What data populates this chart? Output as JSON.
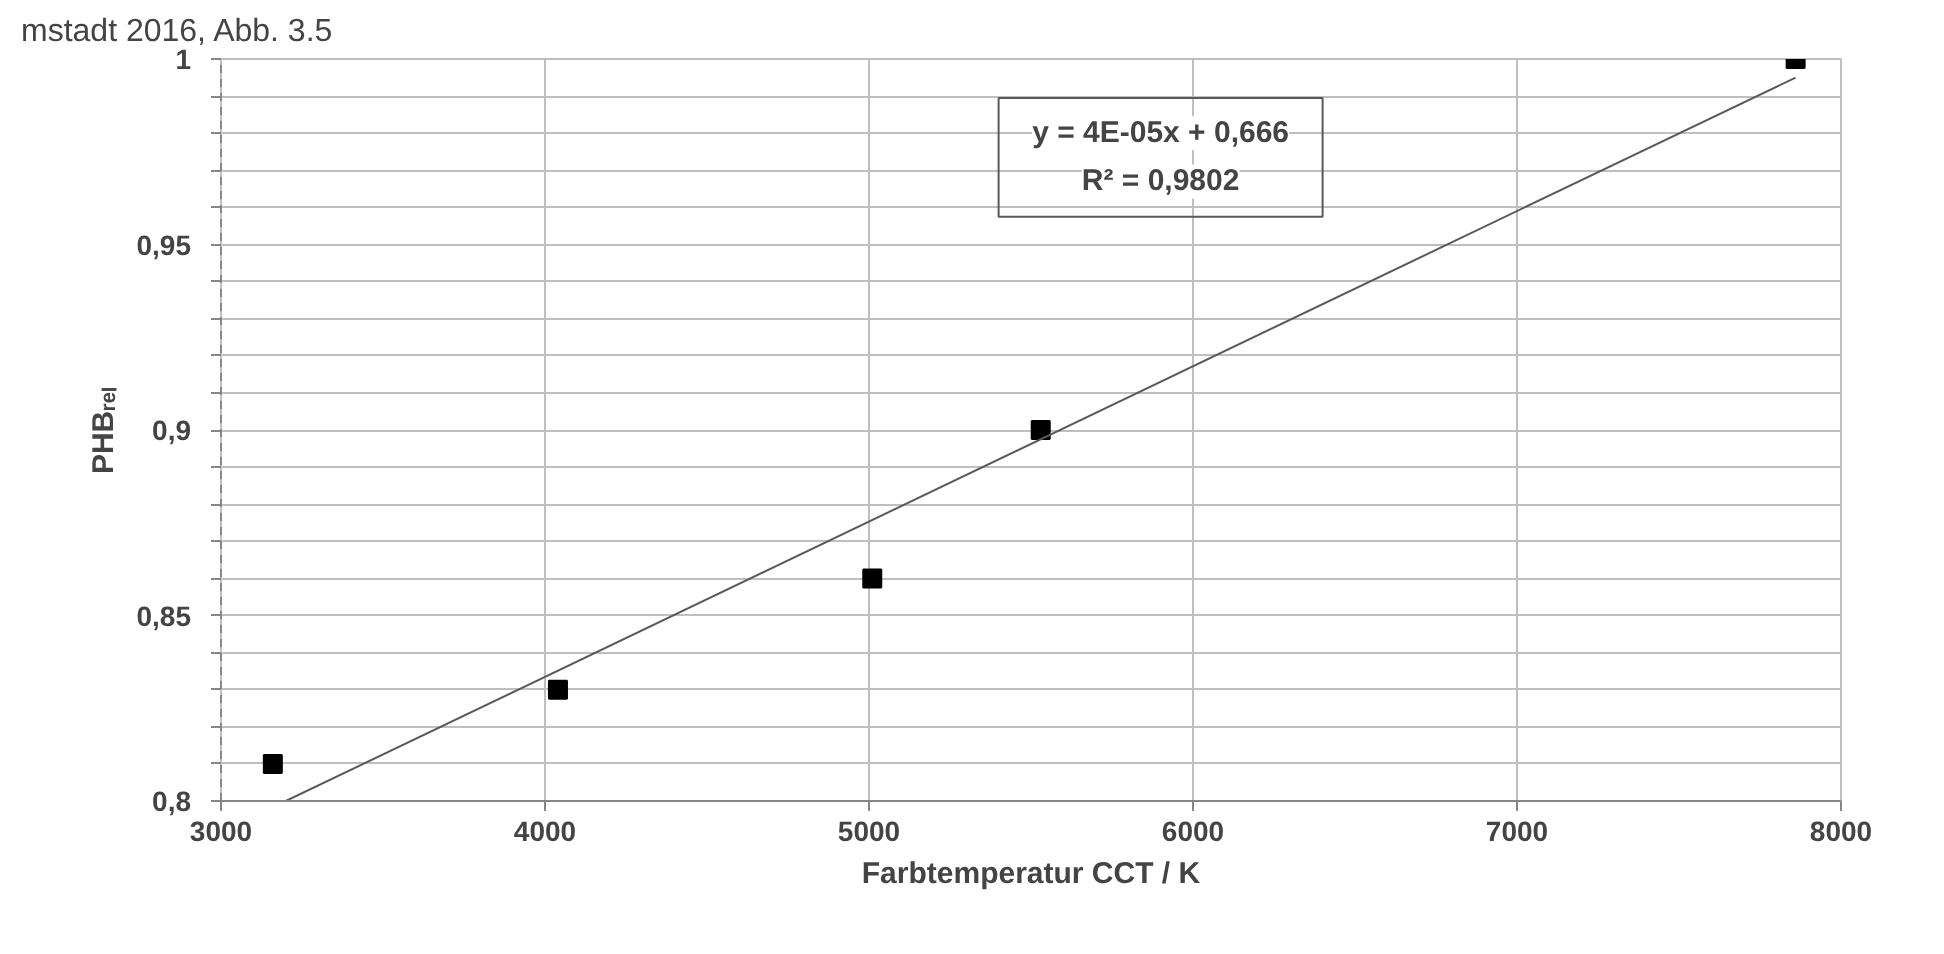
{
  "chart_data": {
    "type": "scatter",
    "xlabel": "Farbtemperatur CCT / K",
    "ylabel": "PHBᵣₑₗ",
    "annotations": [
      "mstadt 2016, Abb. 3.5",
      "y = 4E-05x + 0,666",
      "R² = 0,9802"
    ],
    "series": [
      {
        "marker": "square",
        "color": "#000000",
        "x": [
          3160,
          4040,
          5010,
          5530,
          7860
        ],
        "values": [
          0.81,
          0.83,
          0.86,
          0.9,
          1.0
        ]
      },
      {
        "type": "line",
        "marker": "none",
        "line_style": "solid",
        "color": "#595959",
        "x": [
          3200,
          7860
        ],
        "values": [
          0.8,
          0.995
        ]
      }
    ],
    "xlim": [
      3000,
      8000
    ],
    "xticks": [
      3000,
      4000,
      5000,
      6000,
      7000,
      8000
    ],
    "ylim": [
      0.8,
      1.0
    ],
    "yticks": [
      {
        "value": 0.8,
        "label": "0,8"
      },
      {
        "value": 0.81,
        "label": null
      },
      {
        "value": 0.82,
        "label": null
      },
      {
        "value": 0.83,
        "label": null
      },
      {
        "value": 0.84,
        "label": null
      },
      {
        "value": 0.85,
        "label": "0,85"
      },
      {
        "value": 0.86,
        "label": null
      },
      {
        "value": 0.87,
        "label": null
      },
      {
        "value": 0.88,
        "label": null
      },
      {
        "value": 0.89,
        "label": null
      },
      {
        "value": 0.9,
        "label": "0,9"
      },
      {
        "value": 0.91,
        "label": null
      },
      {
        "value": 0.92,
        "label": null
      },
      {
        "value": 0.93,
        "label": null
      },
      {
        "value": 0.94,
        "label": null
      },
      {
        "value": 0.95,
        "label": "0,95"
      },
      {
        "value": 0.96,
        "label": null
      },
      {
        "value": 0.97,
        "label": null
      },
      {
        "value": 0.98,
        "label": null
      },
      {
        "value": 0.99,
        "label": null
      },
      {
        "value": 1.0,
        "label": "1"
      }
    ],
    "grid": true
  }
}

_ _ _ _ _

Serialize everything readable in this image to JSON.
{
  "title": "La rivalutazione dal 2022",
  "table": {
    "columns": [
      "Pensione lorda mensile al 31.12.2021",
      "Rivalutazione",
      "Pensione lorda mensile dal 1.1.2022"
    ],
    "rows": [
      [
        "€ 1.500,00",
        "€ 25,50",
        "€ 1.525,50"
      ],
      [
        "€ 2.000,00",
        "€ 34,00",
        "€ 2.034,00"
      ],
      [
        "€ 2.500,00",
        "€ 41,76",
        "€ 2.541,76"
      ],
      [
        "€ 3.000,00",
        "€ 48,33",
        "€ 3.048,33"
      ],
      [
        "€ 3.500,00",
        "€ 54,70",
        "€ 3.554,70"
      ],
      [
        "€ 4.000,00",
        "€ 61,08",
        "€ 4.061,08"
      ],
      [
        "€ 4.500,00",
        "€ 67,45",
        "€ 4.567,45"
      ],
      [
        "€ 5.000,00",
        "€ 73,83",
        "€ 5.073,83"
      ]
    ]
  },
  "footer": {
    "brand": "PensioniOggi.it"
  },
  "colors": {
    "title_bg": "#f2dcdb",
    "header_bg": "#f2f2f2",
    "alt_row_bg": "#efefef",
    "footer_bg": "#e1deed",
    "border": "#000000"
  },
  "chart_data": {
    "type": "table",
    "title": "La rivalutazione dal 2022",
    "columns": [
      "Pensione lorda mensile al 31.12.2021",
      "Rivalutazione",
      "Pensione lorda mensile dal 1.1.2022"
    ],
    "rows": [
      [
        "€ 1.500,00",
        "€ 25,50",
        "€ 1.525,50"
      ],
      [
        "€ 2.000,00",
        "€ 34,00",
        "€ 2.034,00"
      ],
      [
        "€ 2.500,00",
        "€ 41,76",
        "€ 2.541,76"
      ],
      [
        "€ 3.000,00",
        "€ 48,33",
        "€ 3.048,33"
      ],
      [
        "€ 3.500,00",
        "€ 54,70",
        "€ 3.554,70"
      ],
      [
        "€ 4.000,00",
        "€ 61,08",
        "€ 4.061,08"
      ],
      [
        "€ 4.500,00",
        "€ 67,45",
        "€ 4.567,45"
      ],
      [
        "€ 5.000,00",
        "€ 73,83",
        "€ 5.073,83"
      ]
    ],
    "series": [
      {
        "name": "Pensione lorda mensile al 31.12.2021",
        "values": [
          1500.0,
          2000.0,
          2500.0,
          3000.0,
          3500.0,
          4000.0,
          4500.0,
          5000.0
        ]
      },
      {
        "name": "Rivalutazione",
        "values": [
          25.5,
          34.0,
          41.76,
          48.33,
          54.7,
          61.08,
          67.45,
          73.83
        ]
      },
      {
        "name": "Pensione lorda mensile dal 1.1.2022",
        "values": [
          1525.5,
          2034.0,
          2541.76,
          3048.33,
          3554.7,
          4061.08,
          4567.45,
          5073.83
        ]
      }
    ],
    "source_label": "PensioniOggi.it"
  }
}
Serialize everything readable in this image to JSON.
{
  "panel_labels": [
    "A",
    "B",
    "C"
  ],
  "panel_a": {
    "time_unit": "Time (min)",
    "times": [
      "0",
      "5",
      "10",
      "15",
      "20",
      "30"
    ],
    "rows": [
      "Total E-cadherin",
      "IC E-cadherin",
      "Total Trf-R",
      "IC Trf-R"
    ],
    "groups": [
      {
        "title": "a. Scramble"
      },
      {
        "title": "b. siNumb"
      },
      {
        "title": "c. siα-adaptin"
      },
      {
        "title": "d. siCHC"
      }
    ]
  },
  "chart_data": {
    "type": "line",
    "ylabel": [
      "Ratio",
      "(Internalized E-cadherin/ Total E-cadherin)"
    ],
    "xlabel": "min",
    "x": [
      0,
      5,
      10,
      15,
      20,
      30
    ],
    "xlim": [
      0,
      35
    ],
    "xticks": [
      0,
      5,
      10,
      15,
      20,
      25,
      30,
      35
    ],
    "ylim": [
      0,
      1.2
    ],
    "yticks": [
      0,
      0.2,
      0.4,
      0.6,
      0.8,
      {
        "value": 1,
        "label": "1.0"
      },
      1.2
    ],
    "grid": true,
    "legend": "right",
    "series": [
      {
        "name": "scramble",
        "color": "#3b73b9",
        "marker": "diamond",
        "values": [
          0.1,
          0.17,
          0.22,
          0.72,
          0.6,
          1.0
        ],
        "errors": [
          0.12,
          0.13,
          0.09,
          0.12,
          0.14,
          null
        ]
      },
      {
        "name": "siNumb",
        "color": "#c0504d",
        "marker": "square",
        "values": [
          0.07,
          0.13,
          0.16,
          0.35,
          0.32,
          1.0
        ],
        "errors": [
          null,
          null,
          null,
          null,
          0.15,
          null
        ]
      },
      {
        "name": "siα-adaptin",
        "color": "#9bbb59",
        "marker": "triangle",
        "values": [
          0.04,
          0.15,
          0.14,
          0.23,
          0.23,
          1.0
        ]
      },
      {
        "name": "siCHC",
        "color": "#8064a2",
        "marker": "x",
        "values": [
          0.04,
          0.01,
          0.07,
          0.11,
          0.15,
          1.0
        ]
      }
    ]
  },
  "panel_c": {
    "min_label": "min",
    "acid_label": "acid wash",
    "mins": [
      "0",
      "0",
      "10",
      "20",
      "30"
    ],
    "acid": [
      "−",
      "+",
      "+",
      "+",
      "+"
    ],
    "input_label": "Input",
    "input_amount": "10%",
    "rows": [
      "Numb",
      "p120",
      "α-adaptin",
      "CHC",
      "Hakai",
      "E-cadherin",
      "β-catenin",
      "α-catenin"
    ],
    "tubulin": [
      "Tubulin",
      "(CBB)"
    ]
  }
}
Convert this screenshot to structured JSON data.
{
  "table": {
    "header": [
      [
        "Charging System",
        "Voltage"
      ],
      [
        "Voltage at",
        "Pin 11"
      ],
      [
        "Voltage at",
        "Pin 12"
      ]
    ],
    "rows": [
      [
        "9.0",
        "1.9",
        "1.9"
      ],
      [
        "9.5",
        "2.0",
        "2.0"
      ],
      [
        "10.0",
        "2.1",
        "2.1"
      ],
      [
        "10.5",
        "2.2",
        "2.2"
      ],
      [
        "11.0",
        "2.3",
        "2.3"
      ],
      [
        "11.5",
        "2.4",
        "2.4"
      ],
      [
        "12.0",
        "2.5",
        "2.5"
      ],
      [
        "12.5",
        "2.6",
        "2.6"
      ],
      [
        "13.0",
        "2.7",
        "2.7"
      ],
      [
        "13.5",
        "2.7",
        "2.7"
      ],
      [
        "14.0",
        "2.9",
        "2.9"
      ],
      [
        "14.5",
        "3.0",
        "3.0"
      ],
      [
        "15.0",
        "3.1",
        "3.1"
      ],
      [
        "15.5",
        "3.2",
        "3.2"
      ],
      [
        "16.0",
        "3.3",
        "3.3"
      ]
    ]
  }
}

_ _ _ _ _

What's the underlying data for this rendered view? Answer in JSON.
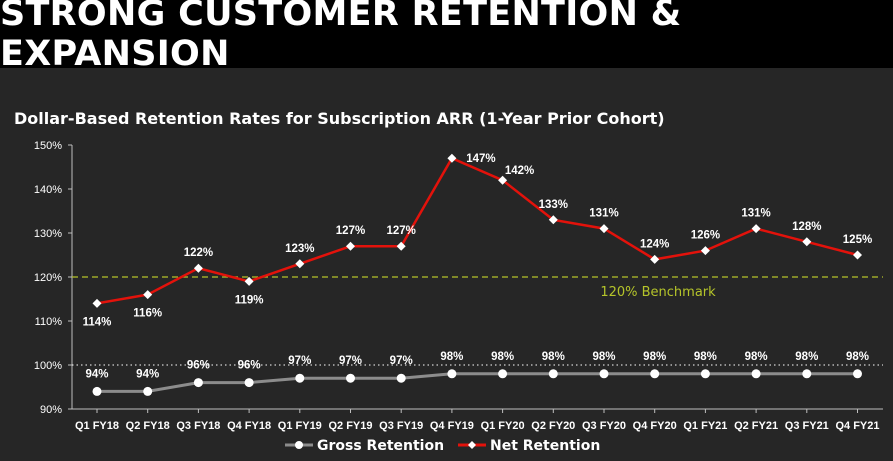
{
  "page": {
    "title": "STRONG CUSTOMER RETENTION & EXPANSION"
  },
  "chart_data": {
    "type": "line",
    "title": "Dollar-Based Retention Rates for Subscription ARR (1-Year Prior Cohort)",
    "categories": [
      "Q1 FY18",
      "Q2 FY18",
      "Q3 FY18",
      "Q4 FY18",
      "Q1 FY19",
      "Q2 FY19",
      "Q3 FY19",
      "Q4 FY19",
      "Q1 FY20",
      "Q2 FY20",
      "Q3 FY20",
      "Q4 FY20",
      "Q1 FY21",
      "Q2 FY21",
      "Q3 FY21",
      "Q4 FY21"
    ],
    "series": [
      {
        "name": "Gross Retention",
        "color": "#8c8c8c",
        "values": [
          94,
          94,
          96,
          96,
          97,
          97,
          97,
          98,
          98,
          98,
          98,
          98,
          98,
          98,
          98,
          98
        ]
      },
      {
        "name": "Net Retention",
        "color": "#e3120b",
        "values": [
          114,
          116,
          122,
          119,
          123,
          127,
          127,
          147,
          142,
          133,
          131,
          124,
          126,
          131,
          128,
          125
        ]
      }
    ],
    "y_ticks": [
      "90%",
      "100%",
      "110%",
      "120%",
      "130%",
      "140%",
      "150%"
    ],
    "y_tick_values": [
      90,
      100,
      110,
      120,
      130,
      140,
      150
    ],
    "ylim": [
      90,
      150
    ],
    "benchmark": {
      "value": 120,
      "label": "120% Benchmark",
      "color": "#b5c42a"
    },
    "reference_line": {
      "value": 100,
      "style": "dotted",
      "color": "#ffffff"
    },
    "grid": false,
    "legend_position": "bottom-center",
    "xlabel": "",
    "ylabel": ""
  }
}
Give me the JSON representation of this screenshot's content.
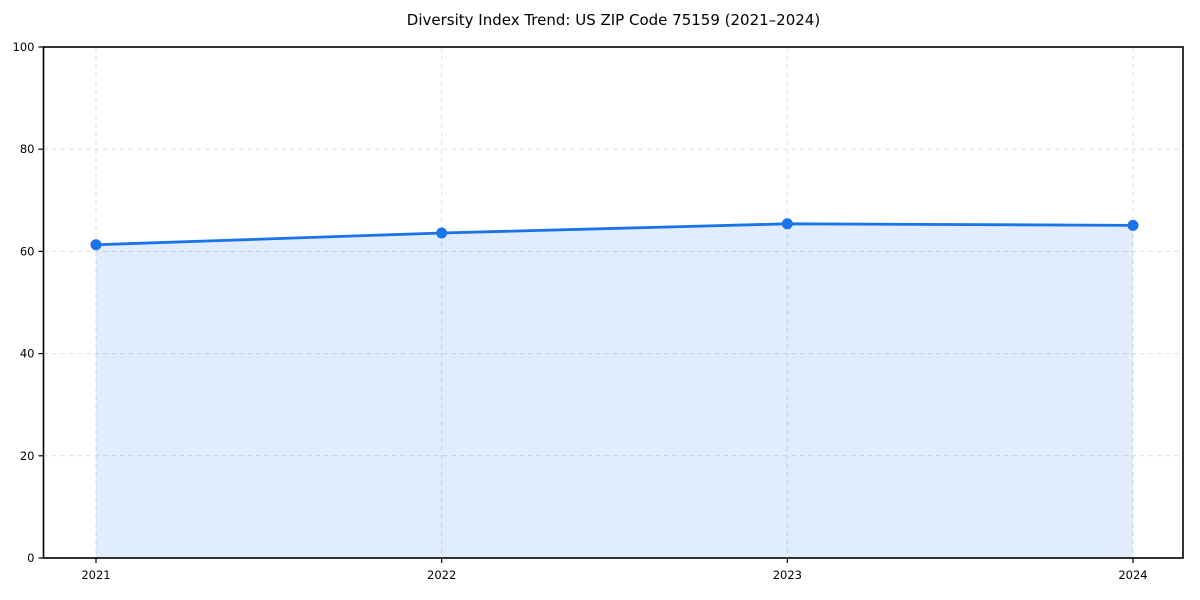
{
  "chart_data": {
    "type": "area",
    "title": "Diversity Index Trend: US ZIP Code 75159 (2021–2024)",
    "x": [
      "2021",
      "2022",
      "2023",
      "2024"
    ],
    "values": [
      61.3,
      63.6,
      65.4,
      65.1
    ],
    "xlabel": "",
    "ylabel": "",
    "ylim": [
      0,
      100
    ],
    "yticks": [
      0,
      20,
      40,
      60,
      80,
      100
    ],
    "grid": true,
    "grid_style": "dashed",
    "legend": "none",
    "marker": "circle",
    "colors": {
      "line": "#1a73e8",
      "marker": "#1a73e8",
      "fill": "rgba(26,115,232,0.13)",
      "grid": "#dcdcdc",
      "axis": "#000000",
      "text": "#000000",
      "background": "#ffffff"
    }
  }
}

_ _ _ _ _

Check every line of the listing for the string "ylabel" and report how many lines have it, as a number alone.

[RESULT FOR THIS TASK]
4